__Set exercise__
Print the records again, character for character.

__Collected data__
▬▬▬▬▬▬

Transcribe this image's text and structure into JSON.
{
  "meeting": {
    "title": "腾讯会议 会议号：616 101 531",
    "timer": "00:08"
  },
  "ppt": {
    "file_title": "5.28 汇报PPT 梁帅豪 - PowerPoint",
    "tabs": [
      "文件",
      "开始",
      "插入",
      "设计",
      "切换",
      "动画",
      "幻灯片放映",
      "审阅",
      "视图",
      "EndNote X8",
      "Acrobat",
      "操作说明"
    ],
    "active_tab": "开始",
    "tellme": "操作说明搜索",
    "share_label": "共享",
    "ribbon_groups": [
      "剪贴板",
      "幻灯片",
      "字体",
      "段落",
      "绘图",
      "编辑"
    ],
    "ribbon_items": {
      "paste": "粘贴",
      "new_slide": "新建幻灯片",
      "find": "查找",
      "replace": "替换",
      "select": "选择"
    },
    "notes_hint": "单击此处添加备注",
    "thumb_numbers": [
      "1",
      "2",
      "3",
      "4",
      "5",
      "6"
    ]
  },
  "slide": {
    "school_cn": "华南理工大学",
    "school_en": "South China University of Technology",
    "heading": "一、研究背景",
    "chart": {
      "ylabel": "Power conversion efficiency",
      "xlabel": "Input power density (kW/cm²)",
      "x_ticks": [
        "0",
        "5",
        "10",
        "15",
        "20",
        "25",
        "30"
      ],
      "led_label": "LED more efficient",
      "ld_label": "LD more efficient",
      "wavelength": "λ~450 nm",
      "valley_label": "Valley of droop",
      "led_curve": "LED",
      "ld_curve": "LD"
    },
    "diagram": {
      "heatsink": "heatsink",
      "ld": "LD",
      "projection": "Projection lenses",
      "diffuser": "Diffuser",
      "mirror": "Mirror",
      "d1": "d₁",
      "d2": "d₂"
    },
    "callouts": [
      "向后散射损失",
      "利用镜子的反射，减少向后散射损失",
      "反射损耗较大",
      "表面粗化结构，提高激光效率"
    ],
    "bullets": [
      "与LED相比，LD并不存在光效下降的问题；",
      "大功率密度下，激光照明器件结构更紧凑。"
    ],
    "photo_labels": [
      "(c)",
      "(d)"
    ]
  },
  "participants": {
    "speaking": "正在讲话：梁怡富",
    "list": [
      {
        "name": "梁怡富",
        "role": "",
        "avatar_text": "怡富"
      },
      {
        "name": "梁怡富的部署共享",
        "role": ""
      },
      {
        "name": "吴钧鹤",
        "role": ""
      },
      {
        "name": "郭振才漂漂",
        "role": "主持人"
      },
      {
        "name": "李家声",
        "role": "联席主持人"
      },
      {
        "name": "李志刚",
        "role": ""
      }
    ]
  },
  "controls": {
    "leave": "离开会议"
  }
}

▬▬▬▬▬▬

__Problem solution__
Transcribe this image's text and structure into JSON.
{
  "meeting": {
    "title": "腾讯会议 会议号：616 101 531",
    "timer": "00:08"
  },
  "ppt": {
    "file_title": "5.28 汇报PPT 梁帅豪 - PowerPoint",
    "tabs": [
      "文件",
      "开始",
      "插入",
      "设计",
      "切换",
      "动画",
      "幻灯片放映",
      "审阅",
      "视图",
      "EndNote X8",
      "Acrobat",
      "操作说明"
    ],
    "active_tab": "开始",
    "tellme": "操作说明搜索",
    "share_label": "共享",
    "ribbon_groups": [
      "剪贴板",
      "幻灯片",
      "字体",
      "段落",
      "绘图",
      "编辑"
    ],
    "ribbon_items": {
      "paste": "粘贴",
      "new_slide": "新建幻灯片",
      "find": "查找",
      "replace": "替换",
      "select": "选择"
    },
    "notes_hint": "单击此处添加备注",
    "thumb_numbers": [
      "1",
      "2",
      "3",
      "4",
      "5",
      "6"
    ]
  },
  "slide": {
    "school_cn": "华南理工大学",
    "school_en": "South China University of Technology",
    "heading": "一、研究背景",
    "chart": {
      "ylabel": "Power conversion efficiency",
      "xlabel": "Input power density (kW/cm²)",
      "x_ticks": [
        "0",
        "5",
        "10",
        "15",
        "20",
        "25",
        "30"
      ],
      "led_label": "LED more efficient",
      "ld_label": "LD more efficient",
      "wavelength": "λ~450 nm",
      "valley_label": "Valley of droop",
      "led_curve": "LED",
      "ld_curve": "LD"
    },
    "diagram": {
      "heatsink": "heatsink",
      "ld": "LD",
      "projection": "Projection lenses",
      "diffuser": "Diffuser",
      "mirror": "Mirror",
      "d1": "d₁",
      "d2": "d₂"
    },
    "callouts": [
      "向后散射损失",
      "利用镜子的反射，减少向后散射损失",
      "反射损耗较大",
      "表面粗化结构，提高激光效率"
    ],
    "bullets": [
      "与LED相比，LD并不存在光效下降的问题；",
      "大功率密度下，激光照明器件结构更紧凑。"
    ],
    "photo_labels": [
      "(c)",
      "(d)"
    ]
  },
  "participants": {
    "speaking": "正在讲话：梁怡富",
    "list": [
      {
        "name": "梁怡富",
        "role": "",
        "avatar_text": "怡富"
      },
      {
        "name": "梁怡富的部署共享",
        "role": ""
      },
      {
        "name": "吴钧鹤",
        "role": ""
      },
      {
        "name": "郭振才漂漂",
        "role": "主持人"
      },
      {
        "name": "李家声",
        "role": "联席主持人"
      },
      {
        "name": "李志刚",
        "role": ""
      }
    ]
  },
  "controls": {
    "leave": "离开会议"
  }
}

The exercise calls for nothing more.